Given request: Go through the entries below and pick out every line with "سورة".

Records for the task:
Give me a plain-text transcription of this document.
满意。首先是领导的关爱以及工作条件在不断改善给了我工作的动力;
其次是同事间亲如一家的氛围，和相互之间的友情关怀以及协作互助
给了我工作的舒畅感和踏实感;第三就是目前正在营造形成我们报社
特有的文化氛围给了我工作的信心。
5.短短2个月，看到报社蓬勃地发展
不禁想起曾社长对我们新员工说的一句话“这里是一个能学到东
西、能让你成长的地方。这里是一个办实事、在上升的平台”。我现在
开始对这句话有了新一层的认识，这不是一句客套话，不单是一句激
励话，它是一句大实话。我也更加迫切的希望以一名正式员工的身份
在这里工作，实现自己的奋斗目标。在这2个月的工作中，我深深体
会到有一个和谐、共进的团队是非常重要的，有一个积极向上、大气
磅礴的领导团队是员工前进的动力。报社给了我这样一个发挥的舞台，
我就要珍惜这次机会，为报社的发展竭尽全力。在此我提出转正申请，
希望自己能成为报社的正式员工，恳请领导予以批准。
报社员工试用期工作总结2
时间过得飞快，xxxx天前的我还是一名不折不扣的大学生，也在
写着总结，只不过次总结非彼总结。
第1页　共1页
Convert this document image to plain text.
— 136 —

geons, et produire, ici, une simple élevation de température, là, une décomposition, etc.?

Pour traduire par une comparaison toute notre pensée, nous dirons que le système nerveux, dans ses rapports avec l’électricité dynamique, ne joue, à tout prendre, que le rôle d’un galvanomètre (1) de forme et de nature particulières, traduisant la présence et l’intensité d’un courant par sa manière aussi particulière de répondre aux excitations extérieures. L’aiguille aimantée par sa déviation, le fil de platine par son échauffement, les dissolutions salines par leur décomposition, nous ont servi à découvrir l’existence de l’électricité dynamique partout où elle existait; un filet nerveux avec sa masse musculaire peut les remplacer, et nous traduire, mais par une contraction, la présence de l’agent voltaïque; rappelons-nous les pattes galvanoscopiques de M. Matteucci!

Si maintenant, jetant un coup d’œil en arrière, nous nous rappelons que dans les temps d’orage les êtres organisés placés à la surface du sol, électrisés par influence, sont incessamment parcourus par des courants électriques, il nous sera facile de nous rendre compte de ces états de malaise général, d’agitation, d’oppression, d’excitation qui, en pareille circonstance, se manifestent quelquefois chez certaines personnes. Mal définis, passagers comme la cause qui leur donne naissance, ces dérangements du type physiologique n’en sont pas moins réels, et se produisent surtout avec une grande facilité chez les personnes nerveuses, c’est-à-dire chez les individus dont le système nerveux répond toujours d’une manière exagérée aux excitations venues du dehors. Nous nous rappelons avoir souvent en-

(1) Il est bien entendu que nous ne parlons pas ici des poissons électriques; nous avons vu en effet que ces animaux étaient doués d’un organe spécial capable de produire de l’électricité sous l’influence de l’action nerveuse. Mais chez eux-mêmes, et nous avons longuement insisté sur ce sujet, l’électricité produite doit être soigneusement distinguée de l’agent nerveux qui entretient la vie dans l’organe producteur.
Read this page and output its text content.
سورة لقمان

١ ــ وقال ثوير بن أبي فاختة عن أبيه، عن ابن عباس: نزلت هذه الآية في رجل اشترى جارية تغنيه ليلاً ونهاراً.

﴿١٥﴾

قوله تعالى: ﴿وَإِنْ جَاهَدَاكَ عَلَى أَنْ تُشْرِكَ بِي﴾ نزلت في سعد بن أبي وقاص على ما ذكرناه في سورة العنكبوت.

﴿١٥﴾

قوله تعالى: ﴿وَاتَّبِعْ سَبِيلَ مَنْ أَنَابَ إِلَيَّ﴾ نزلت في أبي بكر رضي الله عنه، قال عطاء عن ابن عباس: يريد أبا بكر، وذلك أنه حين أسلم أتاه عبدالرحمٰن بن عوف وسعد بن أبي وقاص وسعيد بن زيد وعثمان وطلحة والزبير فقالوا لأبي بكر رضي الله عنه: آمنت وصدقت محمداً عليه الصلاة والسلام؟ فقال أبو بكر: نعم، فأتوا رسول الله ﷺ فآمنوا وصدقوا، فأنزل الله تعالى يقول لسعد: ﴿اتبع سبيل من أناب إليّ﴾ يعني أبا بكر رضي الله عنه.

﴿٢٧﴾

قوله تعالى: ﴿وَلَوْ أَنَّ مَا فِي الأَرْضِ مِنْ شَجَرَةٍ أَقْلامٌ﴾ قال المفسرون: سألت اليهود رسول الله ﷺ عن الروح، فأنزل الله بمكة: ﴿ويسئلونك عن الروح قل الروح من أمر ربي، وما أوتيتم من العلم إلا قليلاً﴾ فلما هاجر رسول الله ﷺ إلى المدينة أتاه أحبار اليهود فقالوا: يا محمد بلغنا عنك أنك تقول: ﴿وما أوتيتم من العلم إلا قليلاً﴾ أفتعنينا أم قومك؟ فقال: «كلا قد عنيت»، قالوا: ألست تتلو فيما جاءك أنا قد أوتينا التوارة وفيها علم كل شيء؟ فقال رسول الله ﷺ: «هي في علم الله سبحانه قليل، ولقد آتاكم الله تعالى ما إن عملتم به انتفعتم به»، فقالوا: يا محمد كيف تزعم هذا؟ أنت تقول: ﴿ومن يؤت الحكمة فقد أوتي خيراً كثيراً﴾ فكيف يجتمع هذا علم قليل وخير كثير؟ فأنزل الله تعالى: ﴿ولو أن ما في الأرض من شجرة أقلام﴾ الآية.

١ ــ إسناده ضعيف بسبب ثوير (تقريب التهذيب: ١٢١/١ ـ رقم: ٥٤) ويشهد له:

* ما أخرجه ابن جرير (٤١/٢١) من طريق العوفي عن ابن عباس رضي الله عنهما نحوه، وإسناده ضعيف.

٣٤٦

Finished answer:
سورة لقمان
قوله تعالى: ﴿وَإِنْ جَاهَدَاكَ عَلَى أَنْ تُشْرِكَ بِي﴾ نزلت في سعد بن أبي وقاص على ما ذكرناه في سورة العنكبوت.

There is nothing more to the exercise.